**What to do**
Find all lines in the records that include the word "nourb", and copy them out.
— start Dataset records —
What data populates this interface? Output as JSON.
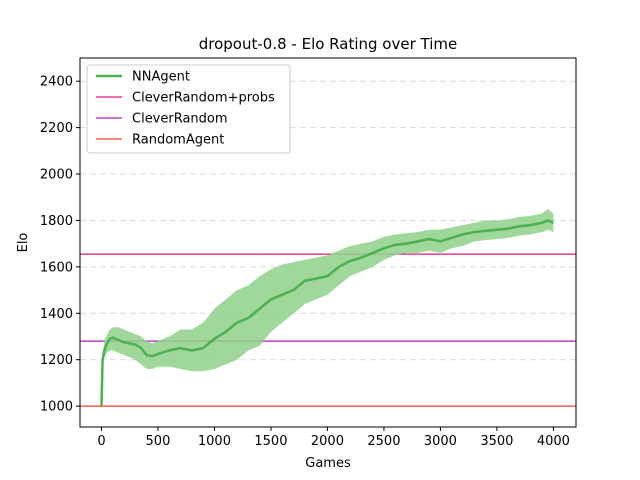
{
  "chart_data": {
    "type": "line",
    "title": "dropout-0.8 - Elo Rating over Time",
    "xlabel": "Games",
    "ylabel": "Elo",
    "xlim": [
      -190,
      4200
    ],
    "ylim": [
      910,
      2500
    ],
    "xticks": [
      0,
      500,
      1000,
      1500,
      2000,
      2500,
      3000,
      3500,
      4000
    ],
    "yticks": [
      1000,
      1200,
      1400,
      1600,
      1800,
      2000,
      2200,
      2400
    ],
    "grid": "y-dashed",
    "legend_position": "top-left",
    "series": [
      {
        "name": "NNAgent",
        "type": "line-with-band",
        "color": "#4caf50",
        "band_color": "#8fd18a",
        "x": [
          0,
          10,
          25,
          50,
          75,
          100,
          150,
          200,
          250,
          300,
          350,
          400,
          450,
          500,
          600,
          700,
          800,
          900,
          1000,
          1100,
          1200,
          1300,
          1400,
          1500,
          1600,
          1700,
          1800,
          1900,
          2000,
          2100,
          2200,
          2300,
          2400,
          2500,
          2600,
          2700,
          2800,
          2900,
          3000,
          3100,
          3200,
          3300,
          3400,
          3500,
          3600,
          3700,
          3800,
          3900,
          3950,
          4000
        ],
        "y": [
          1000,
          1200,
          1240,
          1270,
          1290,
          1295,
          1285,
          1275,
          1270,
          1265,
          1250,
          1220,
          1215,
          1225,
          1240,
          1250,
          1240,
          1250,
          1290,
          1320,
          1360,
          1380,
          1420,
          1460,
          1480,
          1500,
          1540,
          1550,
          1560,
          1600,
          1625,
          1640,
          1660,
          1680,
          1695,
          1700,
          1710,
          1720,
          1710,
          1725,
          1740,
          1750,
          1755,
          1760,
          1765,
          1775,
          1780,
          1790,
          1800,
          1790
        ],
        "lower": [
          1000,
          1180,
          1210,
          1230,
          1240,
          1240,
          1230,
          1220,
          1210,
          1200,
          1180,
          1160,
          1160,
          1170,
          1170,
          1160,
          1150,
          1150,
          1160,
          1180,
          1200,
          1240,
          1260,
          1320,
          1360,
          1400,
          1440,
          1460,
          1480,
          1520,
          1560,
          1580,
          1600,
          1630,
          1650,
          1660,
          1660,
          1670,
          1660,
          1680,
          1690,
          1710,
          1715,
          1720,
          1725,
          1735,
          1740,
          1750,
          1760,
          1750
        ],
        "upper": [
          1000,
          1220,
          1280,
          1310,
          1330,
          1340,
          1340,
          1330,
          1320,
          1310,
          1300,
          1280,
          1270,
          1280,
          1300,
          1330,
          1330,
          1360,
          1420,
          1460,
          1500,
          1520,
          1560,
          1590,
          1610,
          1620,
          1630,
          1640,
          1650,
          1670,
          1690,
          1700,
          1710,
          1730,
          1740,
          1745,
          1750,
          1760,
          1760,
          1770,
          1780,
          1790,
          1800,
          1800,
          1805,
          1815,
          1820,
          1830,
          1850,
          1830
        ]
      },
      {
        "name": "CleverRandom+probs",
        "type": "hline",
        "y": 1655,
        "color": "#e0147e"
      },
      {
        "name": "CleverRandom",
        "type": "hline",
        "y": 1280,
        "color": "#b21ab8"
      },
      {
        "name": "RandomAgent",
        "type": "hline",
        "y": 1000,
        "color": "#f0412c"
      }
    ]
  }
}
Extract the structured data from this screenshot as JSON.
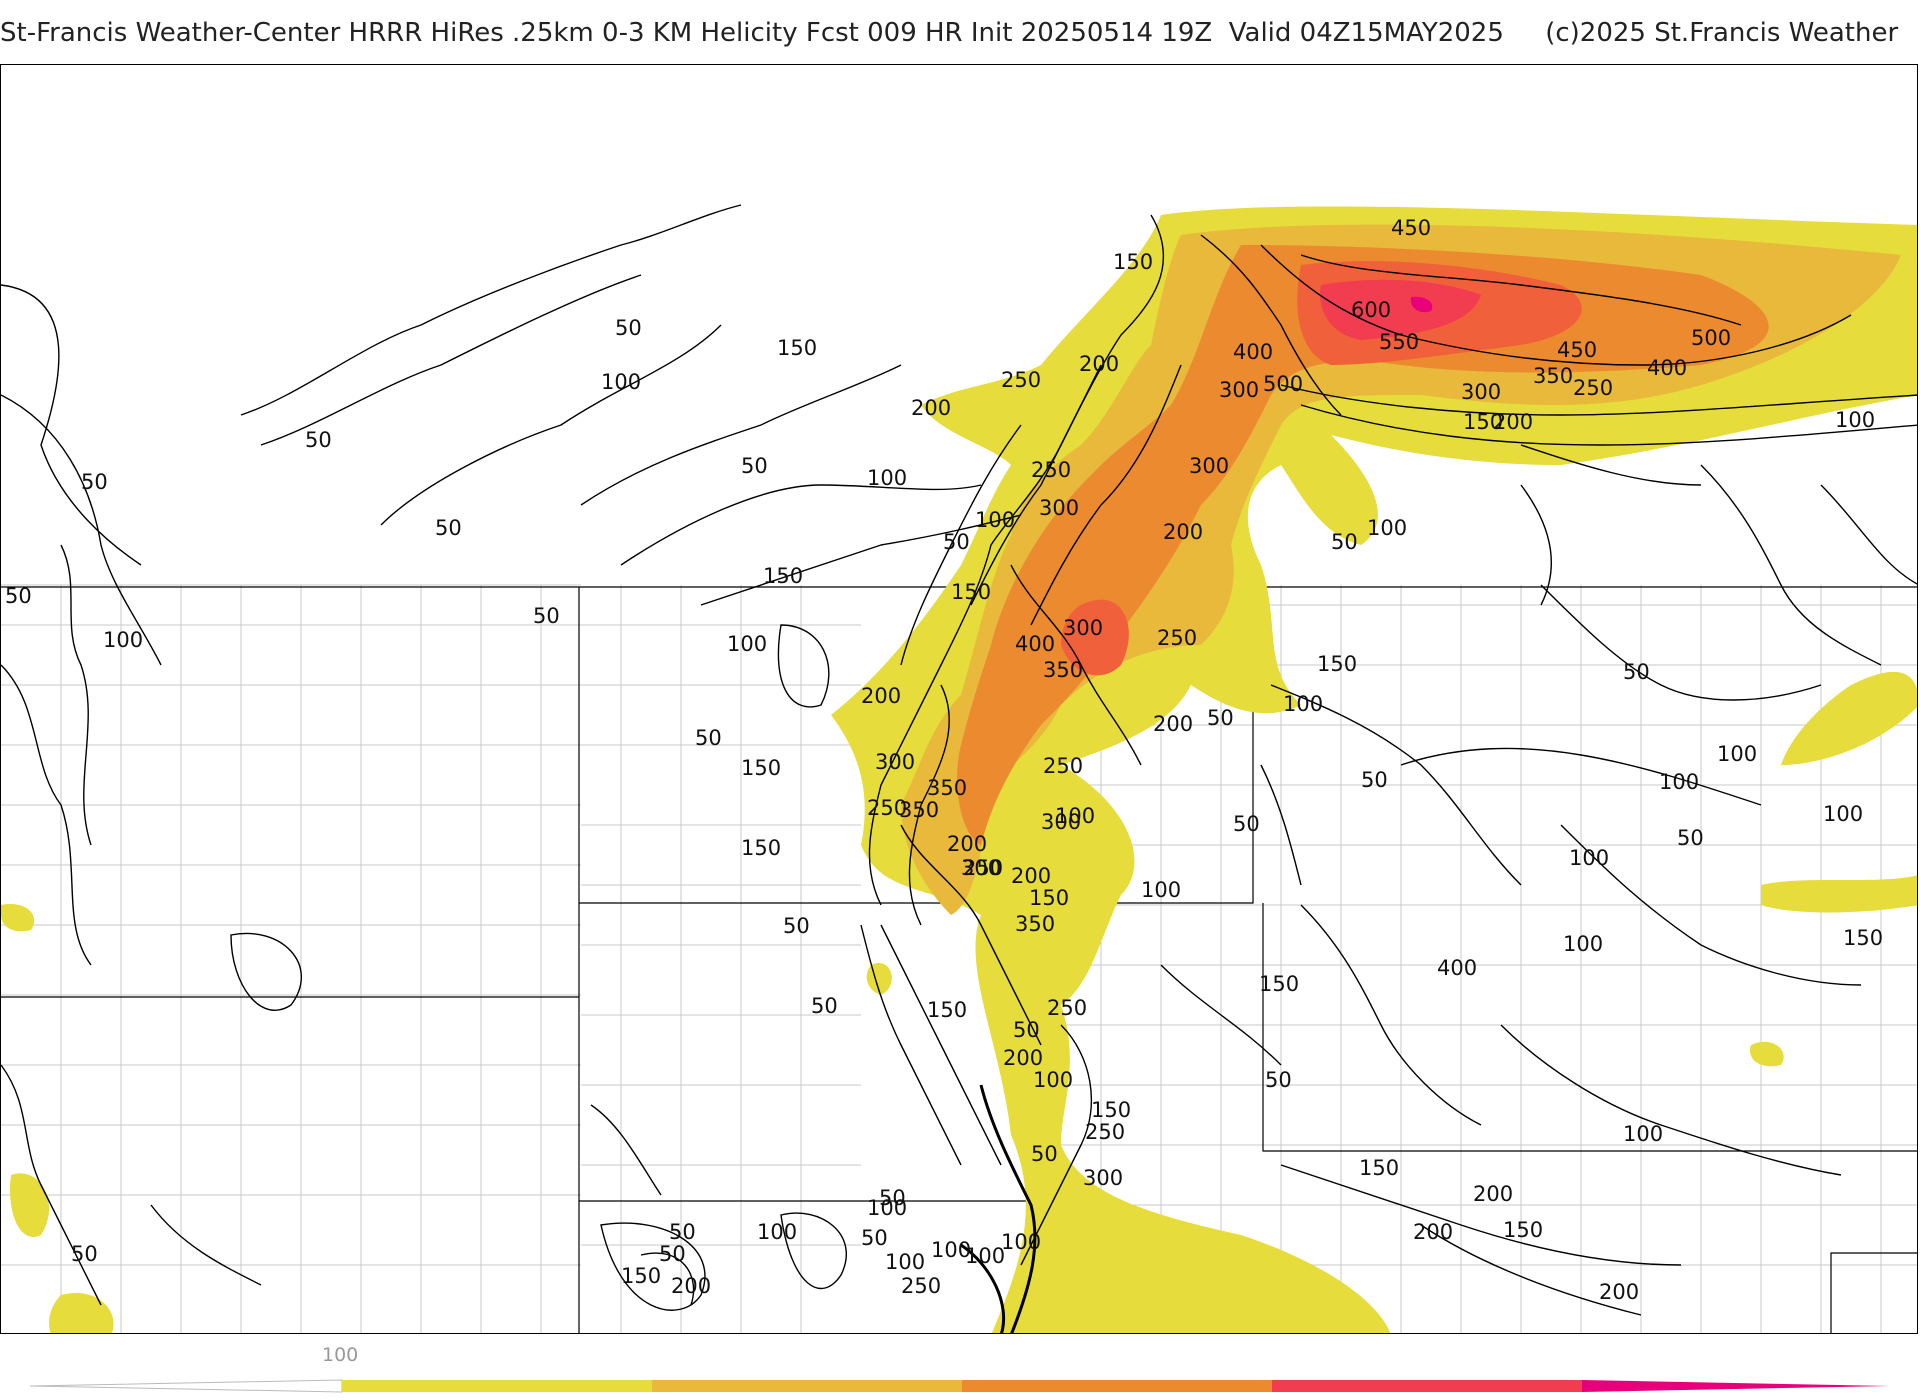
{
  "header": {
    "title": "St-Francis Weather-Center HRRR HiRes .25km 0-3 KM Helicity Fcst 009 HR Init 20250514 19Z  Valid 04Z15MAY2025     (c)2025 St.Francis Weather"
  },
  "legend": {
    "tick_label": "100",
    "colors": [
      "#ffffff",
      "#e6dc3c",
      "#e8b93a",
      "#ec8a30",
      "#f23c50",
      "#e8007a"
    ]
  },
  "colors": {
    "band_100_200": "#e6dc3c",
    "band_200_300": "#e8b93a",
    "band_300_450": "#ec8a30",
    "band_450_550": "#f0603a",
    "band_550_plus": "#f23c50",
    "peak": "#e8007a",
    "contour": "#000000",
    "county_lines": "#c8c8c8"
  },
  "contour_labels": [
    "450",
    "150",
    "600",
    "550",
    "400",
    "500",
    "450",
    "500",
    "400",
    "350",
    "300",
    "250",
    "200",
    "150",
    "100",
    "50",
    "150",
    "100",
    "250",
    "200",
    "50",
    "200",
    "50",
    "100",
    "300",
    "50",
    "250",
    "300",
    "200",
    "300",
    "50",
    "100",
    "50",
    "50",
    "100",
    "150",
    "50",
    "100",
    "300",
    "250",
    "150",
    "400",
    "350",
    "200",
    "150",
    "100",
    "50",
    "50",
    "50",
    "100",
    "200",
    "50",
    "150",
    "300",
    "250",
    "350",
    "350",
    "250",
    "100",
    "150",
    "300",
    "50",
    "50",
    "100",
    "50",
    "100",
    "100",
    "250",
    "200",
    "50",
    "100",
    "100",
    "200",
    "150",
    "300",
    "350",
    "400",
    "150",
    "100",
    "150",
    "50",
    "150",
    "50",
    "250",
    "200",
    "100",
    "50",
    "150",
    "250",
    "100",
    "50",
    "300",
    "150",
    "100",
    "200",
    "200",
    "150",
    "200",
    "50",
    "50",
    "100",
    "50",
    "50",
    "100",
    "100",
    "50",
    "100",
    "100",
    "150",
    "200",
    "250"
  ]
}
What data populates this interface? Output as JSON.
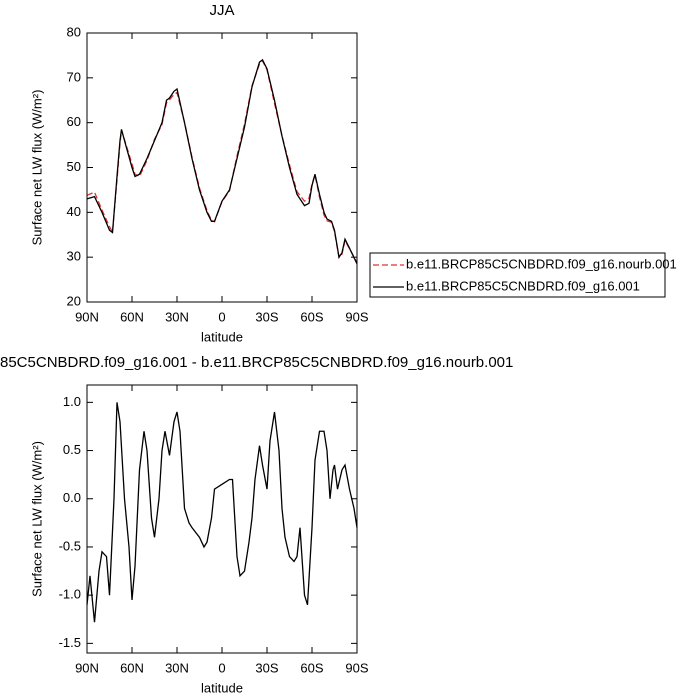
{
  "chart_data": [
    {
      "type": "line",
      "title": "JJA",
      "xlabel": "latitude",
      "ylabel": "Surface net LW flux (W/m²)",
      "xlim": [
        90,
        -90
      ],
      "ylim": [
        20,
        80
      ],
      "xticks": [
        {
          "value": 90,
          "label": "90N"
        },
        {
          "value": 60,
          "label": "60N"
        },
        {
          "value": 30,
          "label": "30N"
        },
        0,
        {
          "value": -30,
          "label": "30S"
        },
        {
          "value": -60,
          "label": "60S"
        },
        {
          "value": -90,
          "label": "90S"
        }
      ],
      "yticks": [
        20,
        30,
        40,
        50,
        60,
        70,
        80
      ],
      "x": [
        90,
        85,
        80,
        75,
        73,
        70,
        68,
        67,
        65,
        60,
        58,
        55,
        50,
        45,
        40,
        37,
        35,
        32,
        30,
        25,
        20,
        15,
        10,
        7,
        5,
        0,
        -5,
        -10,
        -15,
        -20,
        -25,
        -27,
        -30,
        -35,
        -40,
        -45,
        -50,
        -55,
        -58,
        -60,
        -62,
        -65,
        -68,
        -70,
        -73,
        -75,
        -78,
        -80,
        -82,
        -85,
        -90
      ],
      "legend": "right",
      "series": [
        {
          "name": "b.e11.BRCP85C5CNBDRD.f09_g16.nourb.001",
          "color": "#e03030",
          "dash": true,
          "values": [
            43.8,
            44.5,
            40.5,
            36.8,
            35.6,
            47.2,
            55.4,
            58.3,
            56.2,
            50.8,
            48.5,
            48.0,
            51.6,
            56.3,
            59.6,
            64.4,
            65.1,
            66.3,
            66.7,
            60.1,
            52.3,
            45.4,
            40.4,
            38.2,
            37.9,
            42.4,
            44.8,
            52.6,
            59.7,
            68.2,
            73.1,
            73.8,
            71.8,
            64.3,
            57.1,
            50.6,
            44.6,
            42.5,
            43.1,
            46.3,
            48.3,
            43.4,
            39.4,
            38.1,
            37.8,
            35.7,
            29.9,
            30.7,
            33.7,
            31.9,
            28.8
          ]
        },
        {
          "name": "b.e11.BRCP85C5CNBDRD.f09_g16.001",
          "color": "#000000",
          "dash": false,
          "values": [
            43,
            43.5,
            40,
            36,
            35.5,
            48,
            56,
            58.5,
            56,
            50,
            48,
            48.5,
            52,
            56,
            60,
            65,
            65.5,
            67,
            67.5,
            60,
            52,
            45,
            40,
            38,
            38,
            42.5,
            45,
            52,
            59,
            68,
            73.5,
            74,
            72,
            65,
            57,
            50,
            44,
            41.5,
            42,
            46,
            48.5,
            44,
            40,
            38.5,
            38,
            36,
            30,
            31,
            34,
            32,
            28.5
          ]
        }
      ]
    },
    {
      "type": "line",
      "title": "85C5CNBDRD.f09_g16.001 - b.e11.BRCP85C5CNBDRD.f09_g16.nourb.001",
      "xlabel": "latitude",
      "ylabel": "Surface net LW flux (W/m²)",
      "xlim": [
        90,
        -90
      ],
      "ylim": [
        -1.6,
        1.18
      ],
      "xticks": [
        {
          "value": 90,
          "label": "90N"
        },
        {
          "value": 60,
          "label": "60N"
        },
        {
          "value": 30,
          "label": "30N"
        },
        0,
        {
          "value": -30,
          "label": "30S"
        },
        {
          "value": -60,
          "label": "60S"
        },
        {
          "value": -90,
          "label": "90S"
        }
      ],
      "yticks": [
        {
          "value": 1.0,
          "label": "1.0"
        },
        0.5,
        {
          "value": 0.0,
          "label": "0.0"
        },
        -0.5,
        {
          "value": -1.0,
          "label": "-1.0"
        },
        {
          "value": -1.5,
          "label": "-1.5"
        }
      ],
      "x": [
        90,
        88,
        85,
        82,
        80,
        77,
        75,
        72,
        70,
        68,
        65,
        62,
        60,
        58,
        55,
        52,
        50,
        47,
        45,
        42,
        40,
        38,
        35,
        32,
        30,
        28,
        25,
        22,
        20,
        15,
        12,
        10,
        7,
        5,
        0,
        -5,
        -7,
        -10,
        -12,
        -15,
        -18,
        -20,
        -22,
        -25,
        -27,
        -30,
        -32,
        -35,
        -38,
        -40,
        -42,
        -45,
        -48,
        -50,
        -52,
        -55,
        -57,
        -60,
        -62,
        -65,
        -68,
        -70,
        -72,
        -74,
        -75,
        -77,
        -80,
        -82,
        -85,
        -88,
        -90
      ],
      "series": [
        {
          "color": "#000000",
          "values": [
            -1.1,
            -0.8,
            -1.28,
            -0.75,
            -0.55,
            -0.6,
            -1.0,
            0.0,
            1.0,
            0.8,
            0.0,
            -0.5,
            -1.05,
            -0.7,
            0.3,
            0.7,
            0.5,
            -0.2,
            -0.4,
            0.0,
            0.5,
            0.7,
            0.45,
            0.8,
            0.9,
            0.7,
            -0.1,
            -0.25,
            -0.3,
            -0.4,
            -0.5,
            -0.45,
            -0.2,
            0.1,
            0.15,
            0.2,
            0.2,
            -0.6,
            -0.8,
            -0.75,
            -0.45,
            -0.2,
            0.2,
            0.55,
            0.35,
            0.1,
            0.6,
            0.9,
            0.5,
            -0.1,
            -0.4,
            -0.6,
            -0.65,
            -0.6,
            -0.3,
            -1.0,
            -1.1,
            -0.3,
            0.4,
            0.7,
            0.7,
            0.5,
            0.0,
            0.3,
            0.35,
            0.1,
            0.3,
            0.35,
            0.1,
            -0.1,
            -0.3
          ]
        }
      ]
    }
  ]
}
— end Dataset records —
**Task solution**
          "name": "b.e11.BRCP85C5CNBDRD.f09_g16.nourb.001",
      "title": "85C5CNBDRD.f09_g16.001 - b.e11.BRCP85C5CNBDRD.f09_g16.nourb.001",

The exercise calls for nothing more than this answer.